**Problem to solve**
Give the number of lines that include the string "honneur", nothing more.

-- start Supplied records --

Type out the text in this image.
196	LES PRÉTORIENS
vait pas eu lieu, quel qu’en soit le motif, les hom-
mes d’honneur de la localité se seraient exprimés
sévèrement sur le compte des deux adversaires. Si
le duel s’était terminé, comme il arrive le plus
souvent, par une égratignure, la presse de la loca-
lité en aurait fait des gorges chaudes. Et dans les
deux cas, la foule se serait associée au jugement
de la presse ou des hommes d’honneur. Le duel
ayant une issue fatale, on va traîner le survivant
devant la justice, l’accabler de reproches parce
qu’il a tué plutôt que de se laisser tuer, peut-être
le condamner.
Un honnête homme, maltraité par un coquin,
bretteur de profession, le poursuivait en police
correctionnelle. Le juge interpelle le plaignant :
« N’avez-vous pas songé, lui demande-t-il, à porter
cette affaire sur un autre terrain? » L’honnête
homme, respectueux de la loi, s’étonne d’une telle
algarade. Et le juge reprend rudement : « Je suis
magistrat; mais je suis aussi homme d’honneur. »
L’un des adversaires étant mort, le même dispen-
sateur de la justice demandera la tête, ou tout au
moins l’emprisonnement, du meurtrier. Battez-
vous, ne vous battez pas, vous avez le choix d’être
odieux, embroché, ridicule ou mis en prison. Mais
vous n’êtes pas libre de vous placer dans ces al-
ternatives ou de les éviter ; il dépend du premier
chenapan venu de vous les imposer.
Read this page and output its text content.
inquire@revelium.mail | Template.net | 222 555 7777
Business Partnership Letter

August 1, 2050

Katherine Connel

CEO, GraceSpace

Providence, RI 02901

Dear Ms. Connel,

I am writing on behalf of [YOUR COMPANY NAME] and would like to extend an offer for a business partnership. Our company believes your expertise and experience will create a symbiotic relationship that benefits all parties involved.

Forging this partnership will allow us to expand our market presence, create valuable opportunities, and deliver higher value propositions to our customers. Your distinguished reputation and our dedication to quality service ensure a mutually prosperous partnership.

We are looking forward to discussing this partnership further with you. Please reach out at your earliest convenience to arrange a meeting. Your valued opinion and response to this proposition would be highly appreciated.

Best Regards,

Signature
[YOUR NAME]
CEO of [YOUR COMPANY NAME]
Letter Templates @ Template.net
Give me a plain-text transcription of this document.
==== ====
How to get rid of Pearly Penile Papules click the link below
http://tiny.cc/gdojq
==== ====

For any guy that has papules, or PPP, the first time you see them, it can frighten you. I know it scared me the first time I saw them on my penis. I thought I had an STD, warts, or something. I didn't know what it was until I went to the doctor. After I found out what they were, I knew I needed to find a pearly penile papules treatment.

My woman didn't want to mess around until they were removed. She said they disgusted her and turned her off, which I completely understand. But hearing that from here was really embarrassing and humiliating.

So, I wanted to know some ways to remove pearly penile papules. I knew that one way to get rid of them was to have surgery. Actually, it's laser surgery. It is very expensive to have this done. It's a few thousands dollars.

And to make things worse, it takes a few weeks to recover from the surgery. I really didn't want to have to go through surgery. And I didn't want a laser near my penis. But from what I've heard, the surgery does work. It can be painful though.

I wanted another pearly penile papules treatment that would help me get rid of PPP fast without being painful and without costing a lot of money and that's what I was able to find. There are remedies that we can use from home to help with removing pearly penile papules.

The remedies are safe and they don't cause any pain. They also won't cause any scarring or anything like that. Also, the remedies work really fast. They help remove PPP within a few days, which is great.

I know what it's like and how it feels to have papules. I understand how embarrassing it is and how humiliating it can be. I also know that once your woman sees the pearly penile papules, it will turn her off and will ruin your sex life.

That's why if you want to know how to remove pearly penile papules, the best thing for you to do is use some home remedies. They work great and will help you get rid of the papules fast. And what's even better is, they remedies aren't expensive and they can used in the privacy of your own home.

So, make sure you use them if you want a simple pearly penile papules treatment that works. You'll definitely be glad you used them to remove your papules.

-- end Supplied records --

**Response to this exercise**
3